Enunciado 1:
Indica si cada afirmación coincide con la introducción y responde sí o no, citando literalmente las palabras decisivas: (a) el narrador es un perro joven; (b) el perro llega a concebir la existencia de los seres humanos; (c) los «perros músicos» deslumbraron al narrador en su juventud.
Enunciado 2:
Transcribe de la introducción todo lo que va desde "Con humor melancólico" hasta "genio de Praga.", sin cambiar nada.

Sección del documento:
╭──
Introducción
Uno de los relatos más singulares y filosóficos de Franz Kafka, una parábola desconcertante narrada por un perro que se interroga sobre los misterios de su propio mundo. El narrador, un perro ya entrado en años, rememora su vida entera consagrada a una obsesión: investigar las grandes preguntas sin respuesta de la existencia canina, cuestiones que a sus congéneres, absortos en el vivir cotidiano, ni siquiera se les ocurre plantearse.
¿De dónde procede el alimento que sostiene a los perros? ¿Qué eran aquellos misteriosos «perros músicos» que lo deslumbraron en su juventud? ¿Y aquel otro perro que flotaba en el aire? El narrador acumula observaciones, ayunos experimentales y teorías, pero la clave se le escapa una y otra vez, porque —y ahí reside la genial ironía del relato— el perro nunca llega a concebir la existencia de los seres humanos, que gobiernan invisiblemente todo su universo.
Con humor melancólico y una lógica vertiginosa, Kafka construye una alegoría profunda sobre los límites del conocimiento, la ciencia y la soledad del que pregunta. El investigador —«un perro como es debido», pero incapaz de renunciar a la verdad— encarna al pensador aislado que persigue un saber que su propia condición le impide alcanzar. «Investigaciones de un perro» es una de las obras más ricas y enigmáticas del genio de Praga.
╰──
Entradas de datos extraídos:
╭──
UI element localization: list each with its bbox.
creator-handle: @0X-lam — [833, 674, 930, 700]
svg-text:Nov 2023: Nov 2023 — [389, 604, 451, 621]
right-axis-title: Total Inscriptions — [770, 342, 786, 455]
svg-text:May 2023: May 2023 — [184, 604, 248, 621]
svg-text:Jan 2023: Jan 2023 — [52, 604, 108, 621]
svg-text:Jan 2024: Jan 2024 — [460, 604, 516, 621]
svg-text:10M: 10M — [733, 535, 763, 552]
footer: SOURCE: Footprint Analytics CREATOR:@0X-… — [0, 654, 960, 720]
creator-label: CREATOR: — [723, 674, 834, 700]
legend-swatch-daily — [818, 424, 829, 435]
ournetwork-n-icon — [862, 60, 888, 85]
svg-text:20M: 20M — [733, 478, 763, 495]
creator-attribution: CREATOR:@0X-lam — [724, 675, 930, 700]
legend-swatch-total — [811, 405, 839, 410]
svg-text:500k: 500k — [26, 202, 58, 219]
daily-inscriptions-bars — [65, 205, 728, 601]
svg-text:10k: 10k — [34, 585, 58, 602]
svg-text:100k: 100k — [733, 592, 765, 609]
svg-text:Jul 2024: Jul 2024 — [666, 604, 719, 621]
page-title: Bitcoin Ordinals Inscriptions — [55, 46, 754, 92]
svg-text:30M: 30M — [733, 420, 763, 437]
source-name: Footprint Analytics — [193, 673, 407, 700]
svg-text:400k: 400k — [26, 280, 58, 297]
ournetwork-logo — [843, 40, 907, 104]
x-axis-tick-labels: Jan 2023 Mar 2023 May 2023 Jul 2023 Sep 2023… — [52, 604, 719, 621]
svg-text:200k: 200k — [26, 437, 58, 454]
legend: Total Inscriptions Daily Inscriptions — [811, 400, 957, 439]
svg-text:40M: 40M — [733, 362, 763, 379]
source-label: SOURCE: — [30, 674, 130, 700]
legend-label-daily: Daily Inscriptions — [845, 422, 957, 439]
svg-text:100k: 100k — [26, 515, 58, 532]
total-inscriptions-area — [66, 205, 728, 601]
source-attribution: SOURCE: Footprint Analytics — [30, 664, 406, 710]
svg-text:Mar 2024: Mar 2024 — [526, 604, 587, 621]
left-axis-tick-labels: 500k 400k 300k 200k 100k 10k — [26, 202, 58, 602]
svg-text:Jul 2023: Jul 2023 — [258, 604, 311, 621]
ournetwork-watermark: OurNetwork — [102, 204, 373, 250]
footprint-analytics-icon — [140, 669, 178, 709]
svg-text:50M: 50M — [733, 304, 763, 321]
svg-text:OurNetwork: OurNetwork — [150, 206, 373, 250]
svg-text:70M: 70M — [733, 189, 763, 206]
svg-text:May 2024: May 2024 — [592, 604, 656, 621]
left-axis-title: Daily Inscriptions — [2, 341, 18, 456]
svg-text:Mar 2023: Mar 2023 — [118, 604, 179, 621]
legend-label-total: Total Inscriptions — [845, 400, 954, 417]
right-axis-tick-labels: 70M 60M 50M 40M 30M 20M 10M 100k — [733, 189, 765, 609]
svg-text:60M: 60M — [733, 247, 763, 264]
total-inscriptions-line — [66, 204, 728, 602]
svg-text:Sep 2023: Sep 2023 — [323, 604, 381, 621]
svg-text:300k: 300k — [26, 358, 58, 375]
╰──
Solución desarrollada 1:
(a) No: "un perro ya entrado en años".
(b) No: "el perro nunca llega a concebir la existencia de los seres humanos".
(c) Sí: "aquellos misteriosos «perros músicos» que lo deslumbraron en su juventud".

Solución desarrollada 2:
Con humor melancólico y una lógica vertiginosa, Kafka construye una alegoría profunda sobre los límites del conocimiento, la ciencia y la soledad del que pregunta. El investigador —«un perro como es debido», pero incapaz de renunciar a la verdad— encarna al pensador aislado que persigue un saber que su propia condición le impide alcanzar. «Investigaciones de un perro» es una de las obras más ricas y enigmáticas del genio de Praga.